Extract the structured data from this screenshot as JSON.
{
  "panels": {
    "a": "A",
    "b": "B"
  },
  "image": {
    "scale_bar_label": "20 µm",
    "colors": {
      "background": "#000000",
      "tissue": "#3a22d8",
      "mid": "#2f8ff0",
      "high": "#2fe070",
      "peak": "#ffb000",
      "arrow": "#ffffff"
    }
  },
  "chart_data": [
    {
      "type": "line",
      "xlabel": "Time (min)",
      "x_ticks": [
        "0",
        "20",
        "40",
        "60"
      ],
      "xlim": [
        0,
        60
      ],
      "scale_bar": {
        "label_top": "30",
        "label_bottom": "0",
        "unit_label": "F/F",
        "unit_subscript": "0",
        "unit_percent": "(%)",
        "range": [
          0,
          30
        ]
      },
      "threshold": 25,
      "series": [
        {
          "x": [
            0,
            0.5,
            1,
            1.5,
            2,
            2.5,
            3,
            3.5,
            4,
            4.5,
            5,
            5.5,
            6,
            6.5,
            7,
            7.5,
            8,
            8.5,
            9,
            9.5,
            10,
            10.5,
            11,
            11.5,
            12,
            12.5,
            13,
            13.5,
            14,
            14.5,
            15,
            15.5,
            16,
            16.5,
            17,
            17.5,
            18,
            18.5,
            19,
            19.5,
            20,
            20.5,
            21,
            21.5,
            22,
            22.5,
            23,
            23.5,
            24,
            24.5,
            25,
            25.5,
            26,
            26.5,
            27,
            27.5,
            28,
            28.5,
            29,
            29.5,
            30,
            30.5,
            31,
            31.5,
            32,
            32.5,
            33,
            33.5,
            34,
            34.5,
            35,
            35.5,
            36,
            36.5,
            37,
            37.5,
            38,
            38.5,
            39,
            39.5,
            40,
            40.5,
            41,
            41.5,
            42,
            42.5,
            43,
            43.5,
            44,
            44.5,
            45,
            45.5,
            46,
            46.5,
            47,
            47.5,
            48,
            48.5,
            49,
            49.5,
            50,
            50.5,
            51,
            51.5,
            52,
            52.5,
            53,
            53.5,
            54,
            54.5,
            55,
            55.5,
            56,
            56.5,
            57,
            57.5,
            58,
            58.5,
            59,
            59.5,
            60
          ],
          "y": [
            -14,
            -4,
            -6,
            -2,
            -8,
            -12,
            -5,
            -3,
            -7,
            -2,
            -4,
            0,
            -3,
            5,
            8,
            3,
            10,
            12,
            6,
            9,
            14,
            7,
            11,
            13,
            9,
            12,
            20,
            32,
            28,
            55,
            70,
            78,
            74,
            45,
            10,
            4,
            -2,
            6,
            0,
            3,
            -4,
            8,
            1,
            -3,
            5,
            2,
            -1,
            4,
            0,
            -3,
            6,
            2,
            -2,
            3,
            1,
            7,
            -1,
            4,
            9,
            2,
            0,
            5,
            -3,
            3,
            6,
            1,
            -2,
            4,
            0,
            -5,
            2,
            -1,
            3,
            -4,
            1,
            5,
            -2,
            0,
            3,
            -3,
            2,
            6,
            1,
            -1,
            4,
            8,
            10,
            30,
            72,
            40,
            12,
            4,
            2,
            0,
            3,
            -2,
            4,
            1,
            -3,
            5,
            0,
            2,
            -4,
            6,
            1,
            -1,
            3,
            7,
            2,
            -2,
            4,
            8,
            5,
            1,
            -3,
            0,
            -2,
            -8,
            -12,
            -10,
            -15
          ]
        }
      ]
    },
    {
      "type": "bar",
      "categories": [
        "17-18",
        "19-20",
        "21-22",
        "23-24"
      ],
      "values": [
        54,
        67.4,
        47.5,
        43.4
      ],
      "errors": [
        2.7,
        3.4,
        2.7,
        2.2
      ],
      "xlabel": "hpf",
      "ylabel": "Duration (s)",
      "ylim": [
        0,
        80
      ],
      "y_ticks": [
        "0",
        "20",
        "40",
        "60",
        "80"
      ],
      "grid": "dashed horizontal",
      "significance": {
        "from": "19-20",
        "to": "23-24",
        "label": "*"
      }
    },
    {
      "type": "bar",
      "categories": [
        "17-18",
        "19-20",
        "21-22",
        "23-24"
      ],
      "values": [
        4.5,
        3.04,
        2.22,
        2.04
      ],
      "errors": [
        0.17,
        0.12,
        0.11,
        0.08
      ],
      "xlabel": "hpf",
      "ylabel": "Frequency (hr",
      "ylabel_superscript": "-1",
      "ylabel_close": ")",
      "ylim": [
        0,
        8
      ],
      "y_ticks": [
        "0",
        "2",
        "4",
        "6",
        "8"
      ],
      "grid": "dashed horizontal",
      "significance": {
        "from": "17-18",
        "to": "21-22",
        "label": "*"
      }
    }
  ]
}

---

WORK REQUIRED.
Locate the string "from" in the listing above and copy every line where it occurs.

THE COMPLETED TASK.
Extract the structured data from this screenshot as JSON.
        "from": "19-20",
        "from": "17-18",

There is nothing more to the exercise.